In the material below, find each line holding the string "values" and copy it.

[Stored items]
::::::::::

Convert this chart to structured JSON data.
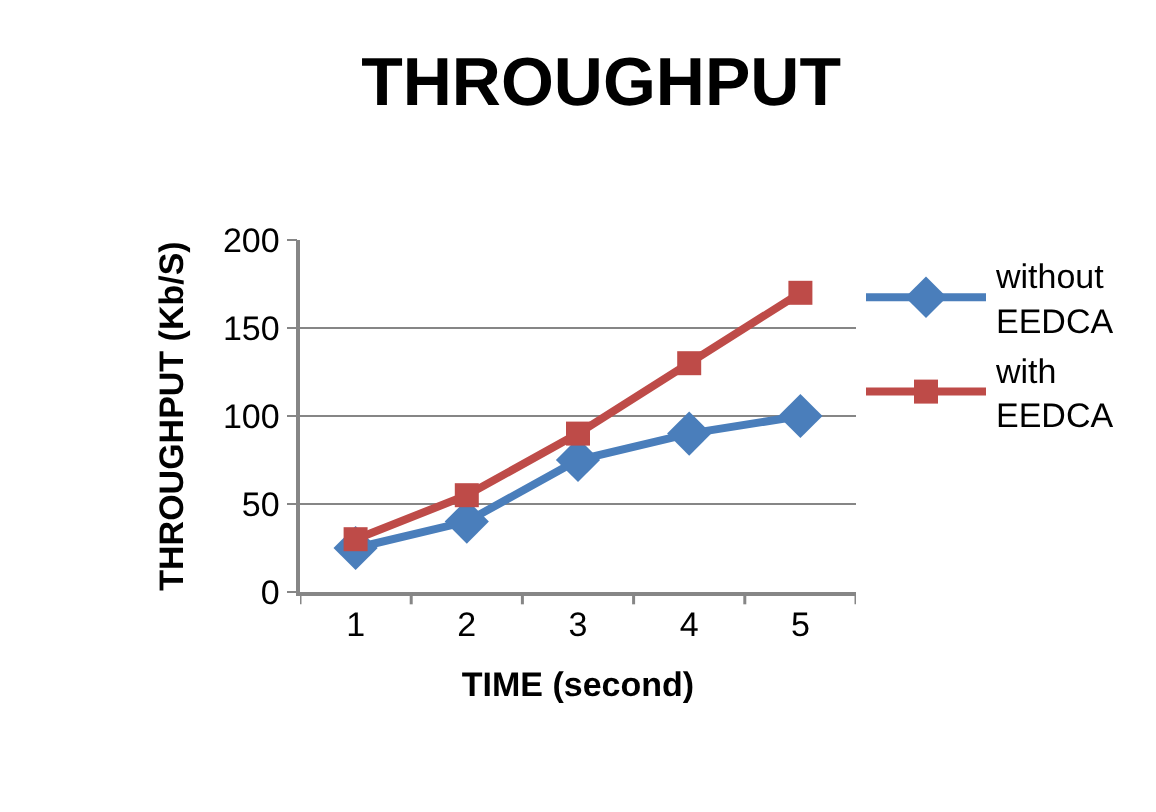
{
  "chart_data": {
    "type": "line",
    "title": "THROUGHPUT",
    "xlabel": "TIME (second)",
    "ylabel": "THROUGHPUT (Kb/S)",
    "categories": [
      "1",
      "2",
      "3",
      "4",
      "5"
    ],
    "series": [
      {
        "name": "without EEDCA",
        "color": "#4a7ebb",
        "marker": "diamond",
        "values": [
          25,
          40,
          75,
          90,
          100
        ]
      },
      {
        "name": "with EEDCA",
        "color": "#be4b48",
        "marker": "square",
        "values": [
          30,
          55,
          90,
          130,
          170
        ]
      }
    ],
    "ylim": [
      0,
      200
    ],
    "yticks": [
      0,
      50,
      100,
      150,
      200
    ],
    "grid": "y",
    "legend": "right",
    "line_style": "solid"
  }
}
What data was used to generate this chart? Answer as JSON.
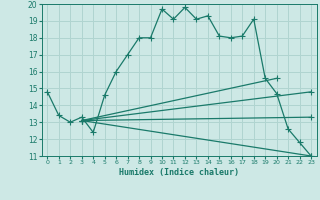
{
  "xlabel": "Humidex (Indice chaleur)",
  "background_color": "#cde8e5",
  "grid_color": "#b0d4d0",
  "line_color": "#1a7a6a",
  "xlim": [
    -0.5,
    23.5
  ],
  "ylim": [
    11,
    20
  ],
  "xticks": [
    0,
    1,
    2,
    3,
    4,
    5,
    6,
    7,
    8,
    9,
    10,
    11,
    12,
    13,
    14,
    15,
    16,
    17,
    18,
    19,
    20,
    21,
    22,
    23
  ],
  "yticks": [
    11,
    12,
    13,
    14,
    15,
    16,
    17,
    18,
    19,
    20
  ],
  "line1_x": [
    0,
    1,
    2,
    3,
    4,
    5,
    6,
    7,
    8,
    9,
    10,
    11,
    12,
    13,
    14,
    15,
    16,
    17,
    18,
    19,
    20,
    21,
    22,
    23
  ],
  "line1_y": [
    14.8,
    13.4,
    13.0,
    13.3,
    12.4,
    14.6,
    16.0,
    17.0,
    18.0,
    18.0,
    19.7,
    19.1,
    19.8,
    19.1,
    19.3,
    18.1,
    18.0,
    18.1,
    19.1,
    15.6,
    14.7,
    12.6,
    11.8,
    11.0
  ],
  "line2_x": [
    3,
    23
  ],
  "line2_y": [
    13.1,
    11.0
  ],
  "line3_x": [
    3,
    23
  ],
  "line3_y": [
    13.1,
    13.3
  ],
  "line4_x": [
    3,
    23
  ],
  "line4_y": [
    13.1,
    14.8
  ],
  "line5_x": [
    3,
    20
  ],
  "line5_y": [
    13.1,
    15.6
  ],
  "markersize": 2.5,
  "linewidth": 0.9
}
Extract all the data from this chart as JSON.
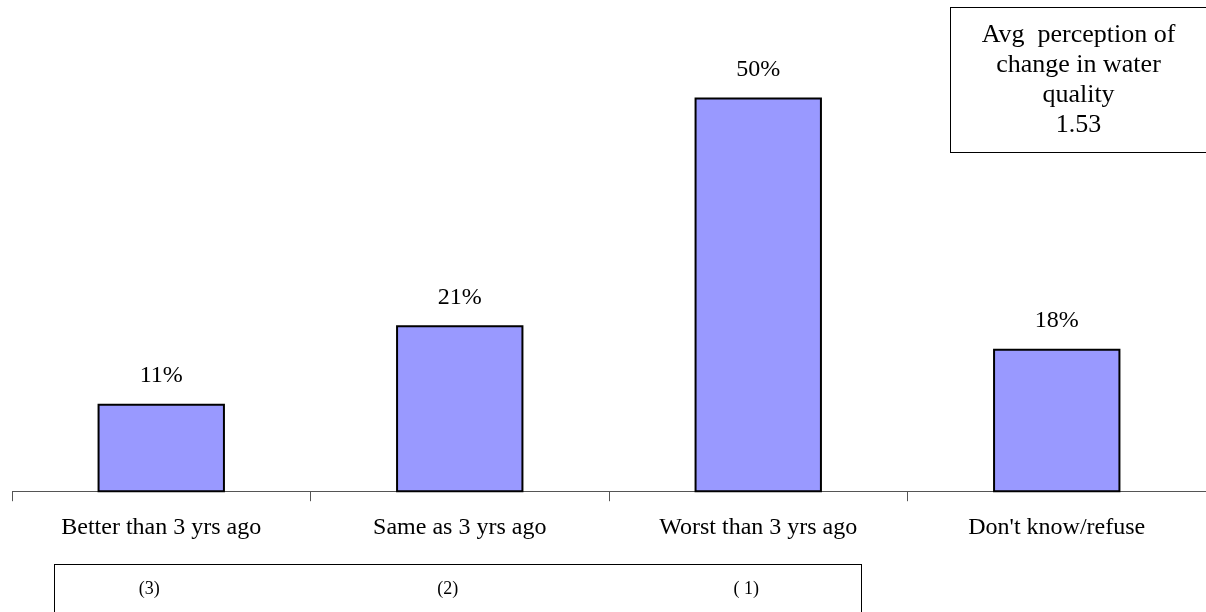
{
  "chart_data": {
    "type": "bar",
    "categories": [
      "Better than 3 yrs ago",
      "Same as 3 yrs ago",
      "Worst than 3 yrs ago",
      "Don't know/refuse"
    ],
    "values": [
      11,
      21,
      50,
      18
    ],
    "color": "#9999ff",
    "value_labels": [
      "11%",
      "21%",
      "50%",
      "18%"
    ],
    "annotations": [
      "Avg  perception of change in water quality\n1.53",
      "(3)",
      "(2)",
      "( 1)"
    ]
  }
}
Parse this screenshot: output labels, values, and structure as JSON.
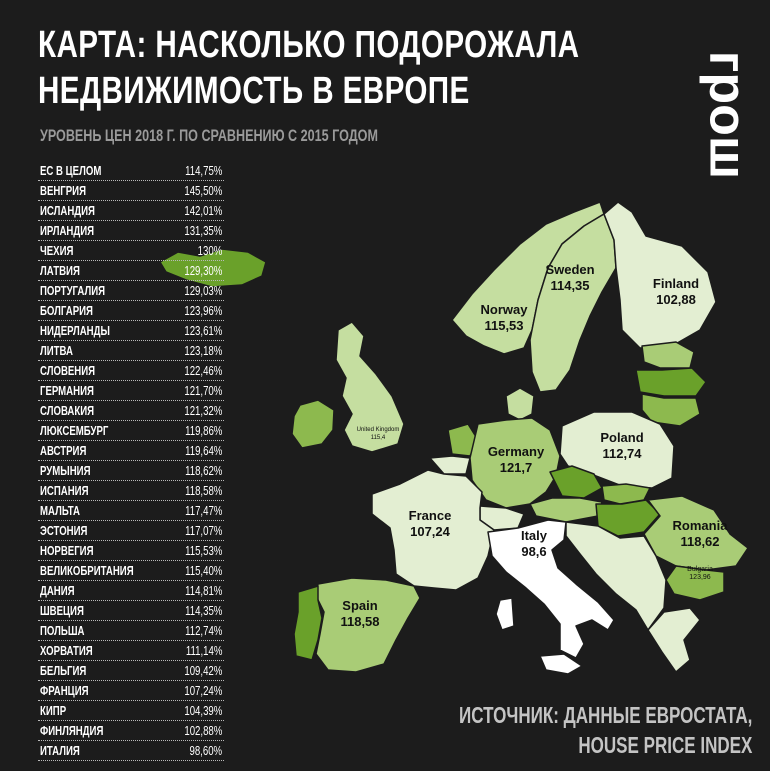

::::::::::

> **Answer to the problem**
        "values": [
        "values": [
    "values": [
Parse this screenshot: output labels, values, and structure as JSON.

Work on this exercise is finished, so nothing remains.